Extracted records
──────────────────────────────

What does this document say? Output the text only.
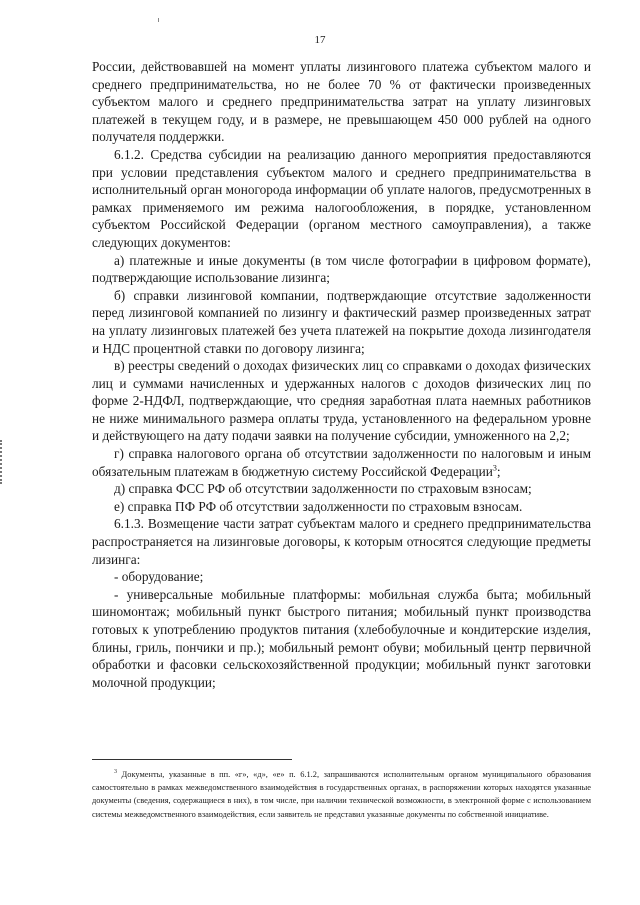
17

России, действовавшей на момент уплаты лизингового платежа субъектом малого и среднего предпринимательства, но не более 70 % от фактически произведенных субъектом малого и среднего предпринимательства затрат на уплату лизинговых платежей в текущем году, и в размере, не превышающем 450 000 рублей на одного получателя поддержки.

6.1.2. Средства субсидии на реализацию данного мероприятия предоставляются при условии представления субъектом малого и среднего предпринимательства в исполнительный орган моногорода информации об уплате налогов, предусмотренных в рамках применяемого им режима налогообложения, в порядке, установленном субъектом Российской Федерации (органом местного самоуправления), а также следующих документов:

а) платежные и иные документы (в том числе фотографии в цифровом формате), подтверждающие использование лизинга;

б) справки лизинговой компании, подтверждающие отсутствие задолженности перед лизинговой компанией по лизингу и фактический размер произведенных затрат на уплату лизинговых платежей без учета платежей на покрытие дохода лизингодателя и НДС процентной ставки по договору лизинга;

в) реестры сведений о доходах физических лиц со справками о доходах физических лиц и суммами начисленных и удержанных налогов с доходов физических лиц по форме 2-НДФЛ, подтверждающие, что средняя заработная плата наемных работников не ниже минимального размера оплаты труда, установленного на федеральном уровне и действующего на дату подачи заявки на получение субсидии, умноженного на 2,2;

г) справка налогового органа об отсутствии задолженности по налоговым и иным обязательным платежам в бюджетную систему Российской Федерации$^3$;

д) справка ФСС РФ об отсутствии задолженности по страховым взносам;

е) справка ПФ РФ об отсутствии задолженности по страховым взносам.

6.1.3. Возмещение части затрат субъектам малого и среднего предпринимательства распространяется на лизинговые договоры, к которым относятся следующие предметы лизинга:

- оборудование;

- универсальные мобильные платформы: мобильная служба быта; мобильный шиномонтаж; мобильный пункт быстрого питания; мобильный пункт производства готовых к употреблению продуктов питания (хлебобулочные и кондитерские изделия, блины, гриль, пончики и пр.); мобильный ремонт обуви; мобильный центр первичной обработки и фасовки сельскохозяйственной продукции; мобильный пункт заготовки молочной продукции;

$^3$ Документы, указанные в пп. «г», «д», «е» п. 6.1.2, запрашиваются исполнительным органом муниципального образования самостоятельно в рамках межведомственного взаимодействия в государственных органах, в распоряжении которых находятся указанные документы (сведения, содержащиеся в них), в том числе, при наличии технической возможности, в электронной форме с использованием системы межведомственного взаимодействия, если заявитель не представил указанные документы по собственной инициативе.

──────────────────────────────

Stated task
Look through the records above and report how many lines hold the word "страховым", giving only the number.

Task result
2